Start THE RECORDS
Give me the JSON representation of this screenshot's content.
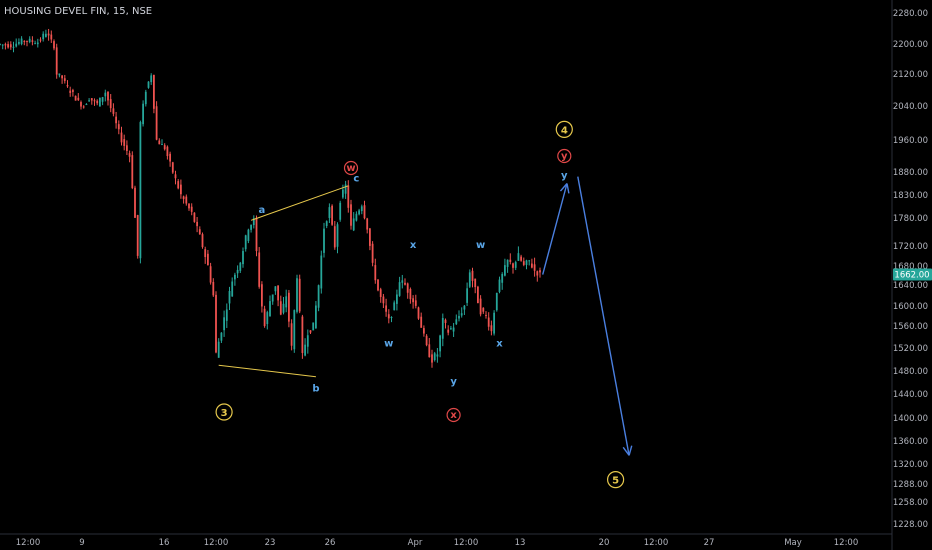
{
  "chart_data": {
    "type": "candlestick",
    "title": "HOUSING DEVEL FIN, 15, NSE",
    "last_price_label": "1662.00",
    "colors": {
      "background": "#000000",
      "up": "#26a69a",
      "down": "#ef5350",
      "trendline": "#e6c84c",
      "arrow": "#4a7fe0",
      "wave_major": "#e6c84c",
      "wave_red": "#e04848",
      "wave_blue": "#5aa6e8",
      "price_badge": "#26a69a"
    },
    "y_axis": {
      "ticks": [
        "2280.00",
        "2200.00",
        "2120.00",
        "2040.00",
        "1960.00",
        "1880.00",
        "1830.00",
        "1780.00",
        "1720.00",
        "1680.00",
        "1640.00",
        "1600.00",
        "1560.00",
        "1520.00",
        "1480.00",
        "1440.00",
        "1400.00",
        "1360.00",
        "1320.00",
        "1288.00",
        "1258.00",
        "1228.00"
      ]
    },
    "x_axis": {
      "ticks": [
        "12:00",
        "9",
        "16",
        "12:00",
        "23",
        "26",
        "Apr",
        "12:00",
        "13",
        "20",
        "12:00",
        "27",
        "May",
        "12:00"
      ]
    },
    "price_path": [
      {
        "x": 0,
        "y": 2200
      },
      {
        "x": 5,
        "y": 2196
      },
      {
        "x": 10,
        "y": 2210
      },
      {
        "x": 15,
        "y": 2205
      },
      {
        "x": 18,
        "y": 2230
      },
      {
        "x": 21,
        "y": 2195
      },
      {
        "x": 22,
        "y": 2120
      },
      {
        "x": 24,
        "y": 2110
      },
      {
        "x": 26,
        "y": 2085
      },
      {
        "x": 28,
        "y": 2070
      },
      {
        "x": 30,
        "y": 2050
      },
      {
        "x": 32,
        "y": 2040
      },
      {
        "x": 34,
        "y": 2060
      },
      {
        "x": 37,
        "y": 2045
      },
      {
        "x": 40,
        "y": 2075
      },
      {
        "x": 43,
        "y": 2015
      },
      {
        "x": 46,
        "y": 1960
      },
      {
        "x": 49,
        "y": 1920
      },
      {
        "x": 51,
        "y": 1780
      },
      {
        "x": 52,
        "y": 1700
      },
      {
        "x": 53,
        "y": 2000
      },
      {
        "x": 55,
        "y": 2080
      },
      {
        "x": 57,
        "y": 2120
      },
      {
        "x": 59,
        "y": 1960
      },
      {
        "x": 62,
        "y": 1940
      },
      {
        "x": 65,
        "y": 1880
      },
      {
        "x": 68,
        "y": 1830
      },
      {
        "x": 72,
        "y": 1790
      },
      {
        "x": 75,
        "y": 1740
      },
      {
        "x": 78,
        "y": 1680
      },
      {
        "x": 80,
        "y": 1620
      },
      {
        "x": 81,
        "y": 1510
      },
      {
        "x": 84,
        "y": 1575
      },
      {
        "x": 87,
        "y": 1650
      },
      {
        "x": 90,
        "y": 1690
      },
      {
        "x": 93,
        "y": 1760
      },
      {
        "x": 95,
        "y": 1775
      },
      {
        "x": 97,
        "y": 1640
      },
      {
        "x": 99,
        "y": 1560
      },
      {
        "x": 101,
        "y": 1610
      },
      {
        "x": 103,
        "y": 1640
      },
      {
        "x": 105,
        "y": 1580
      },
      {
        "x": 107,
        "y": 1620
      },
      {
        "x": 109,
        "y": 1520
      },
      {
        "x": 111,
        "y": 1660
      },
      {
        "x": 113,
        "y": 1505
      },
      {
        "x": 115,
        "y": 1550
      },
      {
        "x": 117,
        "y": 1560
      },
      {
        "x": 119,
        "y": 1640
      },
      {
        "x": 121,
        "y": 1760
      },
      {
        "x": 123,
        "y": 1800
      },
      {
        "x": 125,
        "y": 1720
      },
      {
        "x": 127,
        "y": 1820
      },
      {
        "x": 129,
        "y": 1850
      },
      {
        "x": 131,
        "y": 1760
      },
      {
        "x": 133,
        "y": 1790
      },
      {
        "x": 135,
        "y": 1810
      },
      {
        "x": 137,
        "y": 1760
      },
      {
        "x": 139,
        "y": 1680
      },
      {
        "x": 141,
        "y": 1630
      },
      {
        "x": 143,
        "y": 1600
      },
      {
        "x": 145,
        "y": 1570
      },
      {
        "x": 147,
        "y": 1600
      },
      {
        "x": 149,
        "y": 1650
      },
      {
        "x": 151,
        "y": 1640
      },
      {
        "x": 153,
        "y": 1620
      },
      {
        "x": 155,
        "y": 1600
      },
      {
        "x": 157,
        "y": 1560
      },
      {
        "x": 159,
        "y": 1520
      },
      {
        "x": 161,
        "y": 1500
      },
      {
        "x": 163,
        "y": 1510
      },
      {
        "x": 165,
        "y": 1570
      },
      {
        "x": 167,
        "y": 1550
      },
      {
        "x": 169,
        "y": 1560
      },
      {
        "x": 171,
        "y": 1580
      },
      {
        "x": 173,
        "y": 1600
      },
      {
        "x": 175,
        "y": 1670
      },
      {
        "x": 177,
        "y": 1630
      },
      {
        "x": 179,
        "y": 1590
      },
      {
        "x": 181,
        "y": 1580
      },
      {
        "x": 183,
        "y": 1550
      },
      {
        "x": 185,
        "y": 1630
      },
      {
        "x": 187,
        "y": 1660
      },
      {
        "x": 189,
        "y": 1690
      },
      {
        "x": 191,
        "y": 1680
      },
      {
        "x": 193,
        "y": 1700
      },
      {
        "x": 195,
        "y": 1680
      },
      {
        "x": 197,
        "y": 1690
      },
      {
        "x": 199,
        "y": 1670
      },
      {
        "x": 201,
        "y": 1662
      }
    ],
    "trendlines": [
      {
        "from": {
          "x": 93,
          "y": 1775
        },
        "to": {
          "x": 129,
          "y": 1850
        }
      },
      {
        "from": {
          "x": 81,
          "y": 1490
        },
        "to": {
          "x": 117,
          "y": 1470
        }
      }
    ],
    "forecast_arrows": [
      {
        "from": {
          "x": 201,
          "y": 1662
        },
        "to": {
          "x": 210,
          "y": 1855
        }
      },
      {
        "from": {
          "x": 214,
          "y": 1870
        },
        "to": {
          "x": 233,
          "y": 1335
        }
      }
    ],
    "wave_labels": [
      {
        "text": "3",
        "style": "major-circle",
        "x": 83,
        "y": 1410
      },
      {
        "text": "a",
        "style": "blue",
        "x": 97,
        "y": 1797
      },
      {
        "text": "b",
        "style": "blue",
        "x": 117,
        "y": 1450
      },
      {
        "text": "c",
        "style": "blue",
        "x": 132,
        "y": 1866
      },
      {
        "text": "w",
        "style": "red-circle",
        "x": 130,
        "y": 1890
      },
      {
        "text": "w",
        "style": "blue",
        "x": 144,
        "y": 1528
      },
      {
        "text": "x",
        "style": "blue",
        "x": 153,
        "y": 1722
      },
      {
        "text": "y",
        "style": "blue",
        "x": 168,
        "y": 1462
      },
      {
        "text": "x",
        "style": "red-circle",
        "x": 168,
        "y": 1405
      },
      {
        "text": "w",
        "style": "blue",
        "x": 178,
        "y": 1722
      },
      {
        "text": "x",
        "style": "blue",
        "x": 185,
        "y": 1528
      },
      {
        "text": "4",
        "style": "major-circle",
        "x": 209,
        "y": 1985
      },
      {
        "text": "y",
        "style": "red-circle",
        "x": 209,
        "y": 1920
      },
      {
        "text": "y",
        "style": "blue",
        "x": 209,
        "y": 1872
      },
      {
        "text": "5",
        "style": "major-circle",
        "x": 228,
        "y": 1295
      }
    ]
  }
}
End THE RECORDS
▶ [GIVEN TASK]
Without the pictures, write out every entry precisely as it appears.

▶ [TASK RESULT]
Give me the JSON representation of this screenshot's content.
{
  "chart_data": {
    "type": "candlestick",
    "title": "HOUSING DEVEL FIN, 15, NSE",
    "last_price_label": "1662.00",
    "colors": {
      "background": "#000000",
      "up": "#26a69a",
      "down": "#ef5350",
      "trendline": "#e6c84c",
      "arrow": "#4a7fe0",
      "wave_major": "#e6c84c",
      "wave_red": "#e04848",
      "wave_blue": "#5aa6e8",
      "price_badge": "#26a69a"
    },
    "y_axis": {
      "ticks": [
        "2280.00",
        "2200.00",
        "2120.00",
        "2040.00",
        "1960.00",
        "1880.00",
        "1830.00",
        "1780.00",
        "1720.00",
        "1680.00",
        "1640.00",
        "1600.00",
        "1560.00",
        "1520.00",
        "1480.00",
        "1440.00",
        "1400.00",
        "1360.00",
        "1320.00",
        "1288.00",
        "1258.00",
        "1228.00"
      ]
    },
    "x_axis": {
      "ticks": [
        "12:00",
        "9",
        "16",
        "12:00",
        "23",
        "26",
        "Apr",
        "12:00",
        "13",
        "20",
        "12:00",
        "27",
        "May",
        "12:00"
      ]
    },
    "price_path": [
      {
        "x": 0,
        "y": 2200
      },
      {
        "x": 5,
        "y": 2196
      },
      {
        "x": 10,
        "y": 2210
      },
      {
        "x": 15,
        "y": 2205
      },
      {
        "x": 18,
        "y": 2230
      },
      {
        "x": 21,
        "y": 2195
      },
      {
        "x": 22,
        "y": 2120
      },
      {
        "x": 24,
        "y": 2110
      },
      {
        "x": 26,
        "y": 2085
      },
      {
        "x": 28,
        "y": 2070
      },
      {
        "x": 30,
        "y": 2050
      },
      {
        "x": 32,
        "y": 2040
      },
      {
        "x": 34,
        "y": 2060
      },
      {
        "x": 37,
        "y": 2045
      },
      {
        "x": 40,
        "y": 2075
      },
      {
        "x": 43,
        "y": 2015
      },
      {
        "x": 46,
        "y": 1960
      },
      {
        "x": 49,
        "y": 1920
      },
      {
        "x": 51,
        "y": 1780
      },
      {
        "x": 52,
        "y": 1700
      },
      {
        "x": 53,
        "y": 2000
      },
      {
        "x": 55,
        "y": 2080
      },
      {
        "x": 57,
        "y": 2120
      },
      {
        "x": 59,
        "y": 1960
      },
      {
        "x": 62,
        "y": 1940
      },
      {
        "x": 65,
        "y": 1880
      },
      {
        "x": 68,
        "y": 1830
      },
      {
        "x": 72,
        "y": 1790
      },
      {
        "x": 75,
        "y": 1740
      },
      {
        "x": 78,
        "y": 1680
      },
      {
        "x": 80,
        "y": 1620
      },
      {
        "x": 81,
        "y": 1510
      },
      {
        "x": 84,
        "y": 1575
      },
      {
        "x": 87,
        "y": 1650
      },
      {
        "x": 90,
        "y": 1690
      },
      {
        "x": 93,
        "y": 1760
      },
      {
        "x": 95,
        "y": 1775
      },
      {
        "x": 97,
        "y": 1640
      },
      {
        "x": 99,
        "y": 1560
      },
      {
        "x": 101,
        "y": 1610
      },
      {
        "x": 103,
        "y": 1640
      },
      {
        "x": 105,
        "y": 1580
      },
      {
        "x": 107,
        "y": 1620
      },
      {
        "x": 109,
        "y": 1520
      },
      {
        "x": 111,
        "y": 1660
      },
      {
        "x": 113,
        "y": 1505
      },
      {
        "x": 115,
        "y": 1550
      },
      {
        "x": 117,
        "y": 1560
      },
      {
        "x": 119,
        "y": 1640
      },
      {
        "x": 121,
        "y": 1760
      },
      {
        "x": 123,
        "y": 1800
      },
      {
        "x": 125,
        "y": 1720
      },
      {
        "x": 127,
        "y": 1820
      },
      {
        "x": 129,
        "y": 1850
      },
      {
        "x": 131,
        "y": 1760
      },
      {
        "x": 133,
        "y": 1790
      },
      {
        "x": 135,
        "y": 1810
      },
      {
        "x": 137,
        "y": 1760
      },
      {
        "x": 139,
        "y": 1680
      },
      {
        "x": 141,
        "y": 1630
      },
      {
        "x": 143,
        "y": 1600
      },
      {
        "x": 145,
        "y": 1570
      },
      {
        "x": 147,
        "y": 1600
      },
      {
        "x": 149,
        "y": 1650
      },
      {
        "x": 151,
        "y": 1640
      },
      {
        "x": 153,
        "y": 1620
      },
      {
        "x": 155,
        "y": 1600
      },
      {
        "x": 157,
        "y": 1560
      },
      {
        "x": 159,
        "y": 1520
      },
      {
        "x": 161,
        "y": 1500
      },
      {
        "x": 163,
        "y": 1510
      },
      {
        "x": 165,
        "y": 1570
      },
      {
        "x": 167,
        "y": 1550
      },
      {
        "x": 169,
        "y": 1560
      },
      {
        "x": 171,
        "y": 1580
      },
      {
        "x": 173,
        "y": 1600
      },
      {
        "x": 175,
        "y": 1670
      },
      {
        "x": 177,
        "y": 1630
      },
      {
        "x": 179,
        "y": 1590
      },
      {
        "x": 181,
        "y": 1580
      },
      {
        "x": 183,
        "y": 1550
      },
      {
        "x": 185,
        "y": 1630
      },
      {
        "x": 187,
        "y": 1660
      },
      {
        "x": 189,
        "y": 1690
      },
      {
        "x": 191,
        "y": 1680
      },
      {
        "x": 193,
        "y": 1700
      },
      {
        "x": 195,
        "y": 1680
      },
      {
        "x": 197,
        "y": 1690
      },
      {
        "x": 199,
        "y": 1670
      },
      {
        "x": 201,
        "y": 1662
      }
    ],
    "trendlines": [
      {
        "from": {
          "x": 93,
          "y": 1775
        },
        "to": {
          "x": 129,
          "y": 1850
        }
      },
      {
        "from": {
          "x": 81,
          "y": 1490
        },
        "to": {
          "x": 117,
          "y": 1470
        }
      }
    ],
    "forecast_arrows": [
      {
        "from": {
          "x": 201,
          "y": 1662
        },
        "to": {
          "x": 210,
          "y": 1855
        }
      },
      {
        "from": {
          "x": 214,
          "y": 1870
        },
        "to": {
          "x": 233,
          "y": 1335
        }
      }
    ],
    "wave_labels": [
      {
        "text": "3",
        "style": "major-circle",
        "x": 83,
        "y": 1410
      },
      {
        "text": "a",
        "style": "blue",
        "x": 97,
        "y": 1797
      },
      {
        "text": "b",
        "style": "blue",
        "x": 117,
        "y": 1450
      },
      {
        "text": "c",
        "style": "blue",
        "x": 132,
        "y": 1866
      },
      {
        "text": "w",
        "style": "red-circle",
        "x": 130,
        "y": 1890
      },
      {
        "text": "w",
        "style": "blue",
        "x": 144,
        "y": 1528
      },
      {
        "text": "x",
        "style": "blue",
        "x": 153,
        "y": 1722
      },
      {
        "text": "y",
        "style": "blue",
        "x": 168,
        "y": 1462
      },
      {
        "text": "x",
        "style": "red-circle",
        "x": 168,
        "y": 1405
      },
      {
        "text": "w",
        "style": "blue",
        "x": 178,
        "y": 1722
      },
      {
        "text": "x",
        "style": "blue",
        "x": 185,
        "y": 1528
      },
      {
        "text": "4",
        "style": "major-circle",
        "x": 209,
        "y": 1985
      },
      {
        "text": "y",
        "style": "red-circle",
        "x": 209,
        "y": 1920
      },
      {
        "text": "y",
        "style": "blue",
        "x": 209,
        "y": 1872
      },
      {
        "text": "5",
        "style": "major-circle",
        "x": 228,
        "y": 1295
      }
    ]
  }
}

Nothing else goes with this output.